>> START

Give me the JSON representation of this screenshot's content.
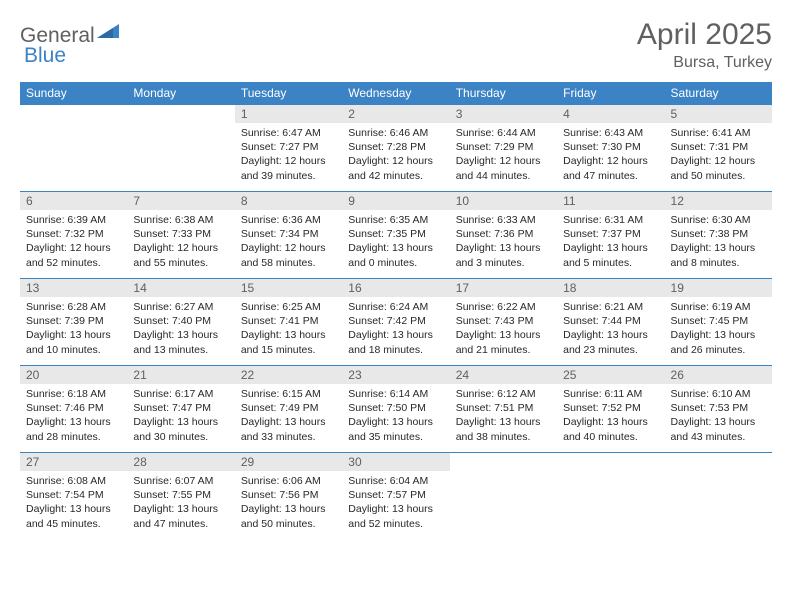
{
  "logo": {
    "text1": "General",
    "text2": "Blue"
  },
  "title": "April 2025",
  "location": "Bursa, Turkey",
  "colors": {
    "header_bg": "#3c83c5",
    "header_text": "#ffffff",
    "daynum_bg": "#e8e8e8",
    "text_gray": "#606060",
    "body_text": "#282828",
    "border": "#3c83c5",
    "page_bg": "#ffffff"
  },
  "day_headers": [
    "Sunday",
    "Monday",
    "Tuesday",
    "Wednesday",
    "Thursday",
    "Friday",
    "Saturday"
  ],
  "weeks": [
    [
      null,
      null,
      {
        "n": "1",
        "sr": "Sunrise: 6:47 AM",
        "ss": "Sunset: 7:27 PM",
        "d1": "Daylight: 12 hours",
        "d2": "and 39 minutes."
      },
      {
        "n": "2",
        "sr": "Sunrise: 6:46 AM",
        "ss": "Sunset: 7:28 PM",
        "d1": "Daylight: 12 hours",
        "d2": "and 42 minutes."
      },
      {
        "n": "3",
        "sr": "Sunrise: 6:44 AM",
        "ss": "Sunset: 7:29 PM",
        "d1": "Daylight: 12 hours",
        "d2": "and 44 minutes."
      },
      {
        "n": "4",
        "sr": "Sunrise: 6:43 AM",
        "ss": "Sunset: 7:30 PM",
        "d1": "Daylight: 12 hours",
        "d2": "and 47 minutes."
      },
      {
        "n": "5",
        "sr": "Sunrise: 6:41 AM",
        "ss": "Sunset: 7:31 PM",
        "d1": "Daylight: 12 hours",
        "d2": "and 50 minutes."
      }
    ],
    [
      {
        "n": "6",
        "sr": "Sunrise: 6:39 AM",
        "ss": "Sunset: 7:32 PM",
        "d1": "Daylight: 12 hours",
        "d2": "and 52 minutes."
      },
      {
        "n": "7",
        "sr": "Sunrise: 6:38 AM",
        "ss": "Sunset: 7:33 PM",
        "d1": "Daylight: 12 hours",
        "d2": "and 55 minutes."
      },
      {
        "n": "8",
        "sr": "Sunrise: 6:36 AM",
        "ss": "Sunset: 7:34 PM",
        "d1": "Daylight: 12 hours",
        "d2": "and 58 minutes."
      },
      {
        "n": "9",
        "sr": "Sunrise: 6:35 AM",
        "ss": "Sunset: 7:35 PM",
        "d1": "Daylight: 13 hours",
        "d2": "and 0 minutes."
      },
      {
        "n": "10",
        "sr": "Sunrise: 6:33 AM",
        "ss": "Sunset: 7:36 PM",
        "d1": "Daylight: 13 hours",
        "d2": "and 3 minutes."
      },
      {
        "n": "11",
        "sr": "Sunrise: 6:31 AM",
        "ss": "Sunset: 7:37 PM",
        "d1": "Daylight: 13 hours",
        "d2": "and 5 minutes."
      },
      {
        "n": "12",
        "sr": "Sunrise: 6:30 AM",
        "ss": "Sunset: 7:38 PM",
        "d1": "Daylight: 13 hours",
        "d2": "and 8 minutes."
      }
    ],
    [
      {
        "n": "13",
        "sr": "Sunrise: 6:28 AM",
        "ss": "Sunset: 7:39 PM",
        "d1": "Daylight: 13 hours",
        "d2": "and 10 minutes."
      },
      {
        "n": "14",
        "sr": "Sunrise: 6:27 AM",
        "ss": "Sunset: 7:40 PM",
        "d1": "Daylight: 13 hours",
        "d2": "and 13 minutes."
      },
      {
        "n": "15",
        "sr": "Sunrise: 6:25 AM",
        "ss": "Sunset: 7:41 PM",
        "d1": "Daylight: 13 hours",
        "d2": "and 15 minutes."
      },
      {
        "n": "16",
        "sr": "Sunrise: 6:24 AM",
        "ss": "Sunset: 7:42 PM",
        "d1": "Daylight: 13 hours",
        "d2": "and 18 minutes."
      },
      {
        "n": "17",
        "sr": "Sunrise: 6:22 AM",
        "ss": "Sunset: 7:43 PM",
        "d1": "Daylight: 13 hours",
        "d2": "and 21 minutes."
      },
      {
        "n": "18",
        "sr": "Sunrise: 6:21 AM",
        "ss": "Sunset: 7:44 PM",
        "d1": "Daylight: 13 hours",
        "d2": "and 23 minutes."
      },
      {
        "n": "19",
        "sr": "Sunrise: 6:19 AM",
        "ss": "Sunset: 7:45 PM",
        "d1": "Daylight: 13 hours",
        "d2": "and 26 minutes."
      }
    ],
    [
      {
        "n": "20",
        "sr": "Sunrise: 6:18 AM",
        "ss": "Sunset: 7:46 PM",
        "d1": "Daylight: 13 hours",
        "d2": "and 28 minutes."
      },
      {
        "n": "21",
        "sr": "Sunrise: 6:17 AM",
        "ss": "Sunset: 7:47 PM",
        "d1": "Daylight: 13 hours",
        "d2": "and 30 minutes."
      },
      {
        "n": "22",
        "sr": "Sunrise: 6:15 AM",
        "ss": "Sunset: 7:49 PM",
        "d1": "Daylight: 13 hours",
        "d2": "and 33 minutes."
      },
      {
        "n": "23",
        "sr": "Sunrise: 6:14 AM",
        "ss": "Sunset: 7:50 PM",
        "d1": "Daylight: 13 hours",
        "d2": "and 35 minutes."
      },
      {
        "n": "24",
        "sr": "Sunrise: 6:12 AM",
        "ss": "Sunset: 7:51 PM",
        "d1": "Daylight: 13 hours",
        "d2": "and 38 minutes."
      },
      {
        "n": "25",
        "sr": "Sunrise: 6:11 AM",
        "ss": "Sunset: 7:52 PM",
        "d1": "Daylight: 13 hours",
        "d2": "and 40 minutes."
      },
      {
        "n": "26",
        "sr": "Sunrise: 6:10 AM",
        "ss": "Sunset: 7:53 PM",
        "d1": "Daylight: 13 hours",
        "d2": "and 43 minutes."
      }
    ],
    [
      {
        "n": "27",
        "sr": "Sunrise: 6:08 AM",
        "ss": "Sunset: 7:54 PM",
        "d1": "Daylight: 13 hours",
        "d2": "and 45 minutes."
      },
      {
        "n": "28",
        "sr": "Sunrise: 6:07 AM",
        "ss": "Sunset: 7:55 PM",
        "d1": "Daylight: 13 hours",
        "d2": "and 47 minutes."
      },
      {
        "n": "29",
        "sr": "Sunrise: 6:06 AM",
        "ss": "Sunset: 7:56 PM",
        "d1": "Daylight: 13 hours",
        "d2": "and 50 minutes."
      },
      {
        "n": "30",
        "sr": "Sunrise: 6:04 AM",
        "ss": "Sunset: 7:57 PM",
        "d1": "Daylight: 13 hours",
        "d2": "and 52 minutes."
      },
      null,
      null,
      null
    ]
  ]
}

>> END

▸ **Set task**: Every line above should be repeated exactly; pictures stay out of the copy.

▸ **Response to this exercise**:
Give me the JSON representation of this screenshot's content.
{
  "logo": {
    "text1": "General",
    "text2": "Blue"
  },
  "title": "April 2025",
  "location": "Bursa, Turkey",
  "colors": {
    "header_bg": "#3c83c5",
    "header_text": "#ffffff",
    "daynum_bg": "#e8e8e8",
    "text_gray": "#606060",
    "body_text": "#282828",
    "border": "#3c83c5",
    "page_bg": "#ffffff"
  },
  "day_headers": [
    "Sunday",
    "Monday",
    "Tuesday",
    "Wednesday",
    "Thursday",
    "Friday",
    "Saturday"
  ],
  "weeks": [
    [
      null,
      null,
      {
        "n": "1",
        "sr": "Sunrise: 6:47 AM",
        "ss": "Sunset: 7:27 PM",
        "d1": "Daylight: 12 hours",
        "d2": "and 39 minutes."
      },
      {
        "n": "2",
        "sr": "Sunrise: 6:46 AM",
        "ss": "Sunset: 7:28 PM",
        "d1": "Daylight: 12 hours",
        "d2": "and 42 minutes."
      },
      {
        "n": "3",
        "sr": "Sunrise: 6:44 AM",
        "ss": "Sunset: 7:29 PM",
        "d1": "Daylight: 12 hours",
        "d2": "and 44 minutes."
      },
      {
        "n": "4",
        "sr": "Sunrise: 6:43 AM",
        "ss": "Sunset: 7:30 PM",
        "d1": "Daylight: 12 hours",
        "d2": "and 47 minutes."
      },
      {
        "n": "5",
        "sr": "Sunrise: 6:41 AM",
        "ss": "Sunset: 7:31 PM",
        "d1": "Daylight: 12 hours",
        "d2": "and 50 minutes."
      }
    ],
    [
      {
        "n": "6",
        "sr": "Sunrise: 6:39 AM",
        "ss": "Sunset: 7:32 PM",
        "d1": "Daylight: 12 hours",
        "d2": "and 52 minutes."
      },
      {
        "n": "7",
        "sr": "Sunrise: 6:38 AM",
        "ss": "Sunset: 7:33 PM",
        "d1": "Daylight: 12 hours",
        "d2": "and 55 minutes."
      },
      {
        "n": "8",
        "sr": "Sunrise: 6:36 AM",
        "ss": "Sunset: 7:34 PM",
        "d1": "Daylight: 12 hours",
        "d2": "and 58 minutes."
      },
      {
        "n": "9",
        "sr": "Sunrise: 6:35 AM",
        "ss": "Sunset: 7:35 PM",
        "d1": "Daylight: 13 hours",
        "d2": "and 0 minutes."
      },
      {
        "n": "10",
        "sr": "Sunrise: 6:33 AM",
        "ss": "Sunset: 7:36 PM",
        "d1": "Daylight: 13 hours",
        "d2": "and 3 minutes."
      },
      {
        "n": "11",
        "sr": "Sunrise: 6:31 AM",
        "ss": "Sunset: 7:37 PM",
        "d1": "Daylight: 13 hours",
        "d2": "and 5 minutes."
      },
      {
        "n": "12",
        "sr": "Sunrise: 6:30 AM",
        "ss": "Sunset: 7:38 PM",
        "d1": "Daylight: 13 hours",
        "d2": "and 8 minutes."
      }
    ],
    [
      {
        "n": "13",
        "sr": "Sunrise: 6:28 AM",
        "ss": "Sunset: 7:39 PM",
        "d1": "Daylight: 13 hours",
        "d2": "and 10 minutes."
      },
      {
        "n": "14",
        "sr": "Sunrise: 6:27 AM",
        "ss": "Sunset: 7:40 PM",
        "d1": "Daylight: 13 hours",
        "d2": "and 13 minutes."
      },
      {
        "n": "15",
        "sr": "Sunrise: 6:25 AM",
        "ss": "Sunset: 7:41 PM",
        "d1": "Daylight: 13 hours",
        "d2": "and 15 minutes."
      },
      {
        "n": "16",
        "sr": "Sunrise: 6:24 AM",
        "ss": "Sunset: 7:42 PM",
        "d1": "Daylight: 13 hours",
        "d2": "and 18 minutes."
      },
      {
        "n": "17",
        "sr": "Sunrise: 6:22 AM",
        "ss": "Sunset: 7:43 PM",
        "d1": "Daylight: 13 hours",
        "d2": "and 21 minutes."
      },
      {
        "n": "18",
        "sr": "Sunrise: 6:21 AM",
        "ss": "Sunset: 7:44 PM",
        "d1": "Daylight: 13 hours",
        "d2": "and 23 minutes."
      },
      {
        "n": "19",
        "sr": "Sunrise: 6:19 AM",
        "ss": "Sunset: 7:45 PM",
        "d1": "Daylight: 13 hours",
        "d2": "and 26 minutes."
      }
    ],
    [
      {
        "n": "20",
        "sr": "Sunrise: 6:18 AM",
        "ss": "Sunset: 7:46 PM",
        "d1": "Daylight: 13 hours",
        "d2": "and 28 minutes."
      },
      {
        "n": "21",
        "sr": "Sunrise: 6:17 AM",
        "ss": "Sunset: 7:47 PM",
        "d1": "Daylight: 13 hours",
        "d2": "and 30 minutes."
      },
      {
        "n": "22",
        "sr": "Sunrise: 6:15 AM",
        "ss": "Sunset: 7:49 PM",
        "d1": "Daylight: 13 hours",
        "d2": "and 33 minutes."
      },
      {
        "n": "23",
        "sr": "Sunrise: 6:14 AM",
        "ss": "Sunset: 7:50 PM",
        "d1": "Daylight: 13 hours",
        "d2": "and 35 minutes."
      },
      {
        "n": "24",
        "sr": "Sunrise: 6:12 AM",
        "ss": "Sunset: 7:51 PM",
        "d1": "Daylight: 13 hours",
        "d2": "and 38 minutes."
      },
      {
        "n": "25",
        "sr": "Sunrise: 6:11 AM",
        "ss": "Sunset: 7:52 PM",
        "d1": "Daylight: 13 hours",
        "d2": "and 40 minutes."
      },
      {
        "n": "26",
        "sr": "Sunrise: 6:10 AM",
        "ss": "Sunset: 7:53 PM",
        "d1": "Daylight: 13 hours",
        "d2": "and 43 minutes."
      }
    ],
    [
      {
        "n": "27",
        "sr": "Sunrise: 6:08 AM",
        "ss": "Sunset: 7:54 PM",
        "d1": "Daylight: 13 hours",
        "d2": "and 45 minutes."
      },
      {
        "n": "28",
        "sr": "Sunrise: 6:07 AM",
        "ss": "Sunset: 7:55 PM",
        "d1": "Daylight: 13 hours",
        "d2": "and 47 minutes."
      },
      {
        "n": "29",
        "sr": "Sunrise: 6:06 AM",
        "ss": "Sunset: 7:56 PM",
        "d1": "Daylight: 13 hours",
        "d2": "and 50 minutes."
      },
      {
        "n": "30",
        "sr": "Sunrise: 6:04 AM",
        "ss": "Sunset: 7:57 PM",
        "d1": "Daylight: 13 hours",
        "d2": "and 52 minutes."
      },
      null,
      null,
      null
    ]
  ]
}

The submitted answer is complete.